> The request
Only the lines holding the string "text" are needed. Copy each one.

> Provided records
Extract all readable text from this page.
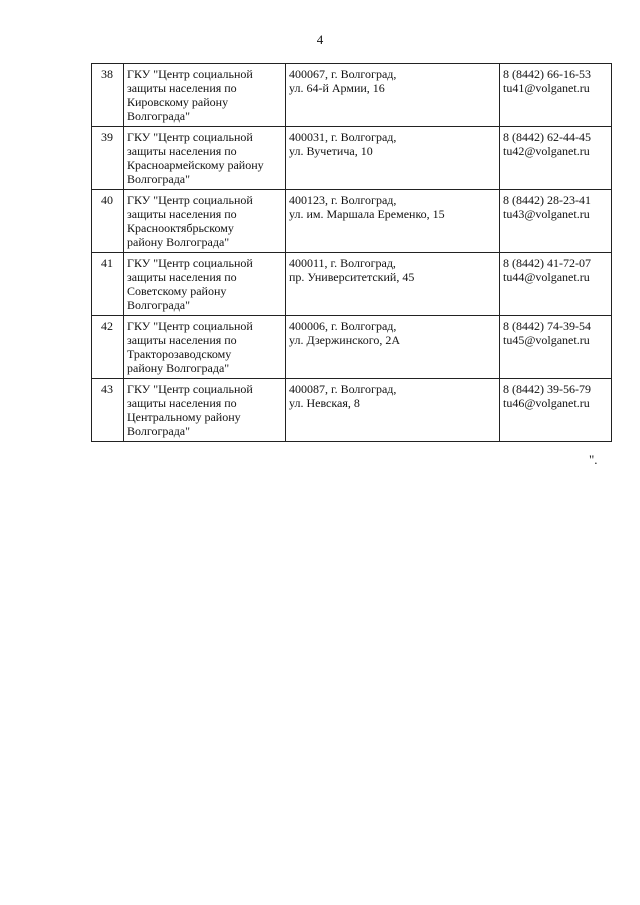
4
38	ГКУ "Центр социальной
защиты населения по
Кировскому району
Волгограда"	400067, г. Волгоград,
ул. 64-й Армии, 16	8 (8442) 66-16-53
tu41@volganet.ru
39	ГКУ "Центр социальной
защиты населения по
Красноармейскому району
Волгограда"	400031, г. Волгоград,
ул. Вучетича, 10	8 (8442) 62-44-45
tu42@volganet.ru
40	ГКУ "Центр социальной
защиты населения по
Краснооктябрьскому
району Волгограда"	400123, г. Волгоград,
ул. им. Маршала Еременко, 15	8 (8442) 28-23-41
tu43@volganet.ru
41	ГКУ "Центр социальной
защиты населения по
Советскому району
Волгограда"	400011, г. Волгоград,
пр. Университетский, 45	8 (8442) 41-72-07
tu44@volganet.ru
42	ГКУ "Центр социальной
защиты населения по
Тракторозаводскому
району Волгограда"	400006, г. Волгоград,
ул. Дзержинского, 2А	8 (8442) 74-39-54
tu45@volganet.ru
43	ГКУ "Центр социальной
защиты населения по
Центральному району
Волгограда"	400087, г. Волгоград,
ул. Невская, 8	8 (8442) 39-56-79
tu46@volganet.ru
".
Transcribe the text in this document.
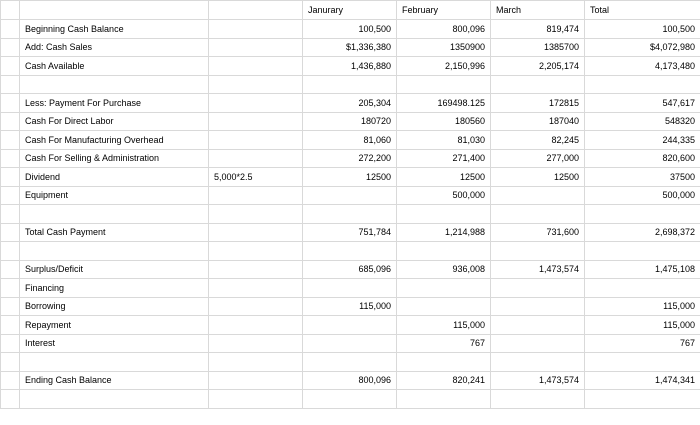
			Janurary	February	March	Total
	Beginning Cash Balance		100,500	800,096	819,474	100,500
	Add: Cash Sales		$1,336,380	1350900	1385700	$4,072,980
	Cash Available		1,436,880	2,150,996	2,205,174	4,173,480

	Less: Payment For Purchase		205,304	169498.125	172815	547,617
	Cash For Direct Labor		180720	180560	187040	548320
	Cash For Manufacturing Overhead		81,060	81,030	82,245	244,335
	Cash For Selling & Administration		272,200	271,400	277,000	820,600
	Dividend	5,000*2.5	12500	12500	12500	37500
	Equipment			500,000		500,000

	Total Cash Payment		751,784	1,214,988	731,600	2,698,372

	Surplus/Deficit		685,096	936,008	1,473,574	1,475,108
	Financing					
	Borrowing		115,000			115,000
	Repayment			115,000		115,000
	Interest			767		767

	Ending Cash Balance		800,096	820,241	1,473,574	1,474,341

==

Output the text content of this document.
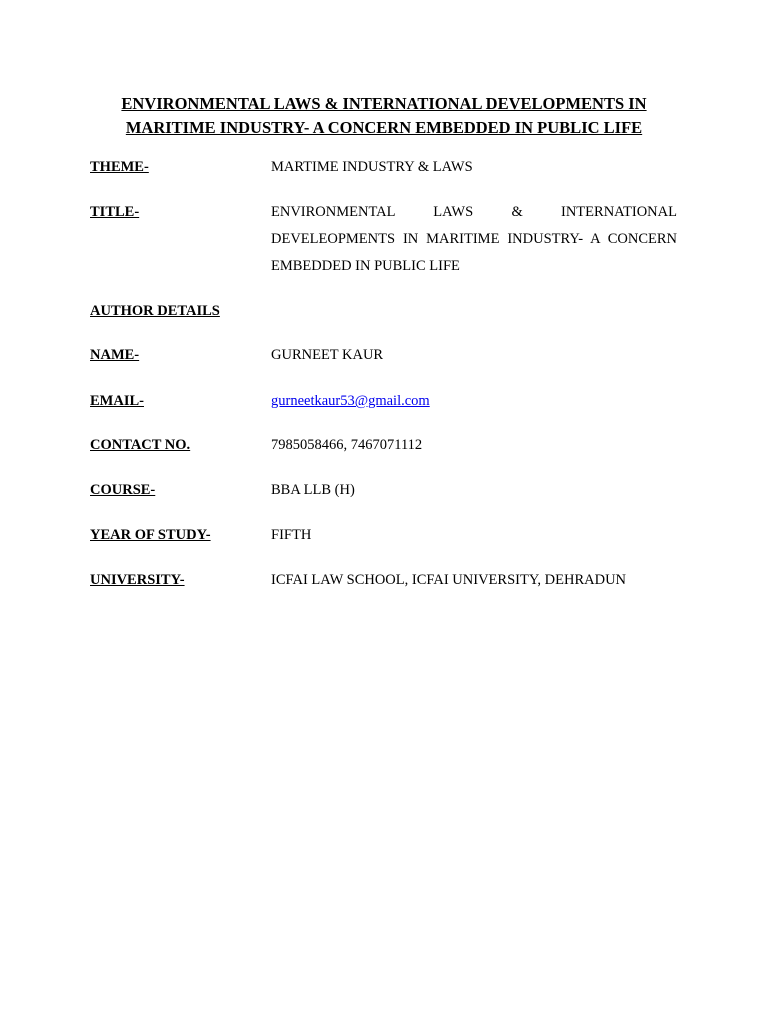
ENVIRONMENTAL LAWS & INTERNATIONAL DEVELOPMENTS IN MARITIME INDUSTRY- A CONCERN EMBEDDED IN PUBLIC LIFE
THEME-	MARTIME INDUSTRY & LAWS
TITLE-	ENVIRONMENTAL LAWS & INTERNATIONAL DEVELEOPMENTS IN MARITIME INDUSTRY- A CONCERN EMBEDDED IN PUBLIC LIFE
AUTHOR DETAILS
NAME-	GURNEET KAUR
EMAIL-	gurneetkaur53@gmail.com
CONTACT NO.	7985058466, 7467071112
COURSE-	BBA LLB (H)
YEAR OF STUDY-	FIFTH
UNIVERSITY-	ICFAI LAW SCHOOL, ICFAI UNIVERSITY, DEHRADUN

==

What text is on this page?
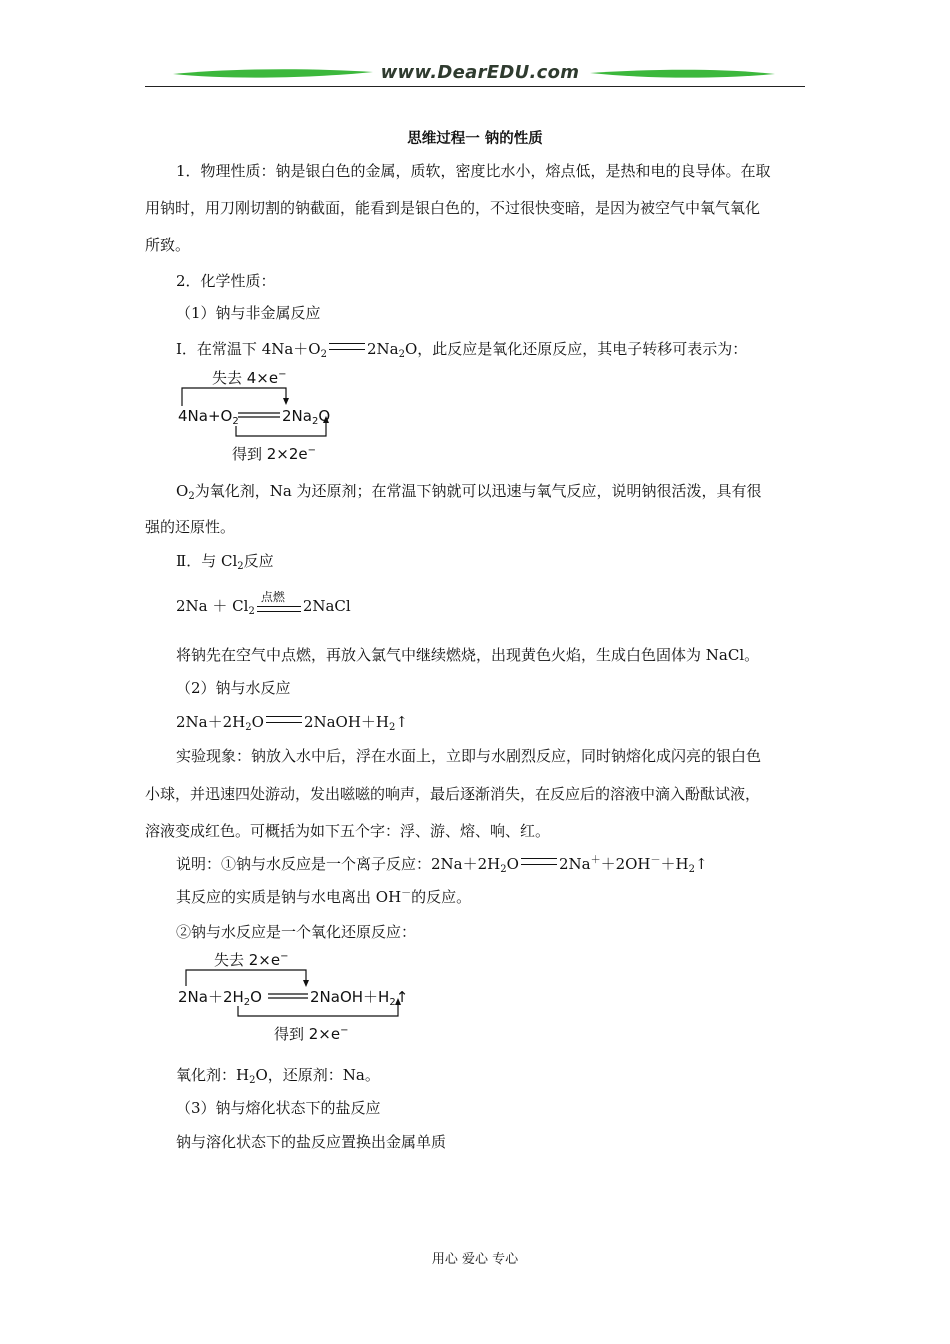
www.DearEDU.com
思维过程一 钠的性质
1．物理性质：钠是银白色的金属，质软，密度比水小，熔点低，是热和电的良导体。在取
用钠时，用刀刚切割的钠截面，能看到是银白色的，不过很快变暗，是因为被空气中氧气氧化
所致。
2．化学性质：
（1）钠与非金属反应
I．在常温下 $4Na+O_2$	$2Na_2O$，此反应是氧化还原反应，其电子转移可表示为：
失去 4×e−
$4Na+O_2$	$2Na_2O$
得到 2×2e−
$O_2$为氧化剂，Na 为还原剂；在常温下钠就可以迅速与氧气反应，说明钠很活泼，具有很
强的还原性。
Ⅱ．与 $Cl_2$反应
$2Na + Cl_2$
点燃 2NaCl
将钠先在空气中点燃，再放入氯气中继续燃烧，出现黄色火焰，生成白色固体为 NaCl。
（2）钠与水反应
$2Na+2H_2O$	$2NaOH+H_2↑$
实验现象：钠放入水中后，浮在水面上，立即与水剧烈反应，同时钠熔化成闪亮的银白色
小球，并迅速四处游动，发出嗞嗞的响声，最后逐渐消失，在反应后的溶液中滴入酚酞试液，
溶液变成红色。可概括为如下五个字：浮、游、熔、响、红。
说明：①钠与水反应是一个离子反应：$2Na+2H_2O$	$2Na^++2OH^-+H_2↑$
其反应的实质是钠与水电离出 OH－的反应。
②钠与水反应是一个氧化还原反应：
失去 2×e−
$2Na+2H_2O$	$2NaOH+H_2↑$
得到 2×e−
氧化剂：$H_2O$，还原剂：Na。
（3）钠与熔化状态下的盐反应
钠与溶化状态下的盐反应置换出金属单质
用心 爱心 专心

> Exercise response
Extract all readable text from this page.
Transcribe the text in this document.
Output the text content of this document.
What text is on this page?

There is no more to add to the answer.